**What the task requires:**
Work out how many lines of the listing hold the string "halda", then answer with that number and nothing else.

======== Information given

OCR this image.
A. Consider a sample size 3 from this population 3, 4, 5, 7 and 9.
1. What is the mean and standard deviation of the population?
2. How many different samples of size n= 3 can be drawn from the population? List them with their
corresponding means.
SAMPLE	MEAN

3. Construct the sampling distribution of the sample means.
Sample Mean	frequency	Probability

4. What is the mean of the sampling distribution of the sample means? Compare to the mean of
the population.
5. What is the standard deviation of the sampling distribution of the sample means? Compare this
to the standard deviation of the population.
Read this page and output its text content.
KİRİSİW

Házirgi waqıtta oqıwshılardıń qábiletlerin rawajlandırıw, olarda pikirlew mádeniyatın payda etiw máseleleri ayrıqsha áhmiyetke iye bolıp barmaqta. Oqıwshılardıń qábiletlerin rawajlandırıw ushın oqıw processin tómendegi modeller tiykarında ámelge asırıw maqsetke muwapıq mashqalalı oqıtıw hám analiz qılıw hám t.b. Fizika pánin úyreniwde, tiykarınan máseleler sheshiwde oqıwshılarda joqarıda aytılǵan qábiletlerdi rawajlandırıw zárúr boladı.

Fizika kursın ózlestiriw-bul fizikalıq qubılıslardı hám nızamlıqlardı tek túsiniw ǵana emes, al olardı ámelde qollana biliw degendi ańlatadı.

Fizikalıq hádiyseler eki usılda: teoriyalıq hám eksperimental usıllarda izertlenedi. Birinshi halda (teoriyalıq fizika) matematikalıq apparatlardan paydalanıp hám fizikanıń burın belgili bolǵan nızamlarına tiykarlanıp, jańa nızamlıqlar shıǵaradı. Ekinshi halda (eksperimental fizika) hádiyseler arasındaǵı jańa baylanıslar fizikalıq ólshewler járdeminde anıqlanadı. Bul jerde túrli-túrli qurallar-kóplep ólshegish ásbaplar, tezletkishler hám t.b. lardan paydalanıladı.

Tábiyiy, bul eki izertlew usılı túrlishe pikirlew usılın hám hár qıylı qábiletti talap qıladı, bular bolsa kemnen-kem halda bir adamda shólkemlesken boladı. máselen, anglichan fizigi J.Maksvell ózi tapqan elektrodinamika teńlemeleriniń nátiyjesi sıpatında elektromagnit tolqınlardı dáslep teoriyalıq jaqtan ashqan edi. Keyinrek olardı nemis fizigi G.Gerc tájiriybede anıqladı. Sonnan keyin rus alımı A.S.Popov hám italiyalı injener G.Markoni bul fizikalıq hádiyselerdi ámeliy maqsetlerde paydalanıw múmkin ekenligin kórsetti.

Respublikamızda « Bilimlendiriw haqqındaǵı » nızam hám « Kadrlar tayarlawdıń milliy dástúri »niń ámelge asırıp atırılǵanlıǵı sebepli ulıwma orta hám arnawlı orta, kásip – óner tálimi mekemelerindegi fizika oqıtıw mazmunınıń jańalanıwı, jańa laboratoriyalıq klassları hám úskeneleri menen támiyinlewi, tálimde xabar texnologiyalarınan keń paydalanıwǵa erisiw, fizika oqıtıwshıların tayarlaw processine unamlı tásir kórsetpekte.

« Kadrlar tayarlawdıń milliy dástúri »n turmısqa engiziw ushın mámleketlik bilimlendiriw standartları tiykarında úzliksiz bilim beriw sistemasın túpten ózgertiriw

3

================

**Written solution:**
2